**Given information:**
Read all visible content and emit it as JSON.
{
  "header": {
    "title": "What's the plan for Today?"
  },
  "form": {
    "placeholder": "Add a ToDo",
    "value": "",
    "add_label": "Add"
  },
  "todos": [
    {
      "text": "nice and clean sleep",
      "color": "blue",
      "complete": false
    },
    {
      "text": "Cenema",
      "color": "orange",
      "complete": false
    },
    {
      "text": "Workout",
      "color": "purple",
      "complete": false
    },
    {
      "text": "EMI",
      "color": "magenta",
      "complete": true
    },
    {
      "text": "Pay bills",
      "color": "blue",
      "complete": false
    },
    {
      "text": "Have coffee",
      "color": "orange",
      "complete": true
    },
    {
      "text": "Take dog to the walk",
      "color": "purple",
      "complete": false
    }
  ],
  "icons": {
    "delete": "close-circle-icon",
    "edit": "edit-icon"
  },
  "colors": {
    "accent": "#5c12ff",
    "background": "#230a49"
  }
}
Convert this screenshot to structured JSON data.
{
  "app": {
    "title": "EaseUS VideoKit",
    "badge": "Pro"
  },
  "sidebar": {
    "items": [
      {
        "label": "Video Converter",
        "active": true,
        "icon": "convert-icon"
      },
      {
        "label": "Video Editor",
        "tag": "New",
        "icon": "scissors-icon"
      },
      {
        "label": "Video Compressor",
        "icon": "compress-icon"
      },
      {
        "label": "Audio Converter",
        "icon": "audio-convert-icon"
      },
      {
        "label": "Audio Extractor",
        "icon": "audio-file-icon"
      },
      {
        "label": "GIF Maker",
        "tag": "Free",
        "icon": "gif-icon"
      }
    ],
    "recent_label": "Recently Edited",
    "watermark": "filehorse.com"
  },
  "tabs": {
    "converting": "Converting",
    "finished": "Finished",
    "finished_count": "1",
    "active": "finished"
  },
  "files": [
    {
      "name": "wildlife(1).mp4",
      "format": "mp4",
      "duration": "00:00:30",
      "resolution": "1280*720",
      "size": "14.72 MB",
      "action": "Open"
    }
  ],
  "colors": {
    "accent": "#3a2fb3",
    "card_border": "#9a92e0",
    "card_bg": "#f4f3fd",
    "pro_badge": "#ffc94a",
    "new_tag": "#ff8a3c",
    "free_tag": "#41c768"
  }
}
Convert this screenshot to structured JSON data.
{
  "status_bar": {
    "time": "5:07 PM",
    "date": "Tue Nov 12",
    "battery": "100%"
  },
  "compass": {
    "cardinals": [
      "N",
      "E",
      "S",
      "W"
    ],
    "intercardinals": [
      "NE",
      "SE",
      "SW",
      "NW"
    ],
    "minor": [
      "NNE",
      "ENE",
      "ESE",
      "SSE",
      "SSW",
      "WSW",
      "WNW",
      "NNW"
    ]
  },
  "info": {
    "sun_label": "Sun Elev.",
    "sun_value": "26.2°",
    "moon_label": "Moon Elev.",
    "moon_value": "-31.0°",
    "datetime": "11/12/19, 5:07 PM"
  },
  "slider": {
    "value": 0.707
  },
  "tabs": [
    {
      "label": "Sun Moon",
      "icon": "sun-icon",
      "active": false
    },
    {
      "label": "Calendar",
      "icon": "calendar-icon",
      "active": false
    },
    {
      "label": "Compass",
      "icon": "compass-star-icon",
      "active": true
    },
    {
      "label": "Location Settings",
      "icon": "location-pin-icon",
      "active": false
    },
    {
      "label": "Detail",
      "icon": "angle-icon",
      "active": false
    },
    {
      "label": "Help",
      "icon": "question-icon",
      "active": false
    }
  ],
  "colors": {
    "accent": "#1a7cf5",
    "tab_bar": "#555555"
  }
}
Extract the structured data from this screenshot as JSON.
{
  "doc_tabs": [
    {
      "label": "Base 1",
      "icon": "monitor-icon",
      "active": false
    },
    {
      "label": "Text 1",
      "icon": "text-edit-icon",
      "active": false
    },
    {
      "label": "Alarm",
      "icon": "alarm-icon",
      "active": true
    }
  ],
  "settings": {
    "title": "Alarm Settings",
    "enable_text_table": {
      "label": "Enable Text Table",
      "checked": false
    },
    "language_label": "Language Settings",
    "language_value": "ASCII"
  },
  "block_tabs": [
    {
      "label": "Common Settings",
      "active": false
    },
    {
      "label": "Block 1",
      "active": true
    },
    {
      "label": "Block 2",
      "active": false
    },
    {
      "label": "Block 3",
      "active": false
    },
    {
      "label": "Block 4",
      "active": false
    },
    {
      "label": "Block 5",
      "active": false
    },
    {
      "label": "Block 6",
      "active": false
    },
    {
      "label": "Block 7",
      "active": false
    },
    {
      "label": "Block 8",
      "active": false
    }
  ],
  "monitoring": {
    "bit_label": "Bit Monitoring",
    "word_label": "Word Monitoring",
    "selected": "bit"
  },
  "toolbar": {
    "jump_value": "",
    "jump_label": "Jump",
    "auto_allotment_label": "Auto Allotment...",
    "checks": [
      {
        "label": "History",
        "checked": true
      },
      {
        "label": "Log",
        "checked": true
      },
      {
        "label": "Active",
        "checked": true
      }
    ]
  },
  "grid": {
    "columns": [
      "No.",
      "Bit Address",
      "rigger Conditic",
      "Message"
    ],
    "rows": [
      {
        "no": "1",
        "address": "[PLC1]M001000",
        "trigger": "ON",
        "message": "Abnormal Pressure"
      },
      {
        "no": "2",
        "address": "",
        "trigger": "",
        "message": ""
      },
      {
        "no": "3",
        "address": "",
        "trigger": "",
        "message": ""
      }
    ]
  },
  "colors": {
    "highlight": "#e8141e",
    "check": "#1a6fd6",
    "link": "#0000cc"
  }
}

**Task:**
What do the records say? Quote them all exactly.

**Complete response:**
Read all visible content and emit it as JSON.
{
  "header": {
    "title": "What's the plan for Today?"
  },
  "form": {
    "placeholder": "Add a ToDo",
    "value": "",
    "add_label": "Add"
  },
  "todos": [
    {
      "text": "nice and clean sleep",
      "color": "blue",
      "complete": false
    },
    {
      "text": "Cenema",
      "color": "orange",
      "complete": false
    },
    {
      "text": "Workout",
      "color": "purple",
      "complete": false
    },
    {
      "text": "EMI",
      "color": "magenta",
      "complete": true
    },
    {
      "text": "Pay bills",
      "color": "blue",
      "complete": false
    },
    {
      "text": "Have coffee",
      "color": "orange",
      "complete": true
    },
    {
      "text": "Take dog to the walk",
      "color": "purple",
      "complete": false
    }
  ],
  "icons": {
    "delete": "close-circle-icon",
    "edit": "edit-icon"
  },
  "colors": {
    "accent": "#5c12ff",
    "background": "#230a49"
  }
}
Convert this screenshot to structured JSON data.
{
  "app": {
    "title": "EaseUS VideoKit",
    "badge": "Pro"
  },
  "sidebar": {
    "items": [
      {
        "label": "Video Converter",
        "active": true,
        "icon": "convert-icon"
      },
      {
        "label": "Video Editor",
        "tag": "New",
        "icon": "scissors-icon"
      },
      {
        "label": "Video Compressor",
        "icon": "compress-icon"
      },
      {
        "label": "Audio Converter",
        "icon": "audio-convert-icon"
      },
      {
        "label": "Audio Extractor",
        "icon": "audio-file-icon"
      },
      {
        "label": "GIF Maker",
        "tag": "Free",
        "icon": "gif-icon"
      }
    ],
    "recent_label": "Recently Edited",
    "watermark": "filehorse.com"
  },
  "tabs": {
    "converting": "Converting",
    "finished": "Finished",
    "finished_count": "1",
    "active": "finished"
  },
  "files": [
    {
      "name": "wildlife(1).mp4",
      "format": "mp4",
      "duration": "00:00:30",
      "resolution": "1280*720",
      "size": "14.72 MB",
      "action": "Open"
    }
  ],
  "colors": {
    "accent": "#3a2fb3",
    "card_border": "#9a92e0",
    "card_bg": "#f4f3fd",
    "pro_badge": "#ffc94a",
    "new_tag": "#ff8a3c",
    "free_tag": "#41c768"
  }
}
Convert this screenshot to structured JSON data.
{
  "status_bar": {
    "time": "5:07 PM",
    "date": "Tue Nov 12",
    "battery": "100%"
  },
  "compass": {
    "cardinals": [
      "N",
      "E",
      "S",
      "W"
    ],
    "intercardinals": [
      "NE",
      "SE",
      "SW",
      "NW"
    ],
    "minor": [
      "NNE",
      "ENE",
      "ESE",
      "SSE",
      "SSW",
      "WSW",
      "WNW",
      "NNW"
    ]
  },
  "info": {
    "sun_label": "Sun Elev.",
    "sun_value": "26.2°",
    "moon_label": "Moon Elev.",
    "moon_value": "-31.0°",
    "datetime": "11/12/19, 5:07 PM"
  },
  "slider": {
    "value": 0.707
  },
  "tabs": [
    {
      "label": "Sun Moon",
      "icon": "sun-icon",
      "active": false
    },
    {
      "label": "Calendar",
      "icon": "calendar-icon",
      "active": false
    },
    {
      "label": "Compass",
      "icon": "compass-star-icon",
      "active": true
    },
    {
      "label": "Location Settings",
      "icon": "location-pin-icon",
      "active": false
    },
    {
      "label": "Detail",
      "icon": "angle-icon",
      "active": false
    },
    {
      "label": "Help",
      "icon": "question-icon",
      "active": false
    }
  ],
  "colors": {
    "accent": "#1a7cf5",
    "tab_bar": "#555555"
  }
}
Extract the structured data from this screenshot as JSON.
{
  "doc_tabs": [
    {
      "label": "Base 1",
      "icon": "monitor-icon",
      "active": false
    },
    {
      "label": "Text 1",
      "icon": "text-edit-icon",
      "active": false
    },
    {
      "label": "Alarm",
      "icon": "alarm-icon",
      "active": true
    }
  ],
  "settings": {
    "title": "Alarm Settings",
    "enable_text_table": {
      "label": "Enable Text Table",
      "checked": false
    },
    "language_label": "Language Settings",
    "language_value": "ASCII"
  },
  "block_tabs": [
    {
      "label": "Common Settings",
      "active": false
    },
    {
      "label": "Block 1",
      "active": true
    },
    {
      "label": "Block 2",
      "active": false
    },
    {
      "label": "Block 3",
      "active": false
    },
    {
      "label": "Block 4",
      "active": false
    },
    {
      "label": "Block 5",
      "active": false
    },
    {
      "label": "Block 6",
      "active": false
    },
    {
      "label": "Block 7",
      "active": false
    },
    {
      "label": "Block 8",
      "active": false
    }
  ],
  "monitoring": {
    "bit_label": "Bit Monitoring",
    "word_label": "Word Monitoring",
    "selected": "bit"
  },
  "toolbar": {
    "jump_value": "",
    "jump_label": "Jump",
    "auto_allotment_label": "Auto Allotment...",
    "checks": [
      {
        "label": "History",
        "checked": true
      },
      {
        "label": "Log",
        "checked": true
      },
      {
        "label": "Active",
        "checked": true
      }
    ]
  },
  "grid": {
    "columns": [
      "No.",
      "Bit Address",
      "rigger Conditic",
      "Message"
    ],
    "rows": [
      {
        "no": "1",
        "address": "[PLC1]M001000",
        "trigger": "ON",
        "message": "Abnormal Pressure"
      },
      {
        "no": "2",
        "address": "",
        "trigger": "",
        "message": ""
      },
      {
        "no": "3",
        "address": "",
        "trigger": "",
        "message": ""
      }
    ]
  },
  "colors": {
    "highlight": "#e8141e",
    "check": "#1a6fd6",
    "link": "#0000cc"
  }
}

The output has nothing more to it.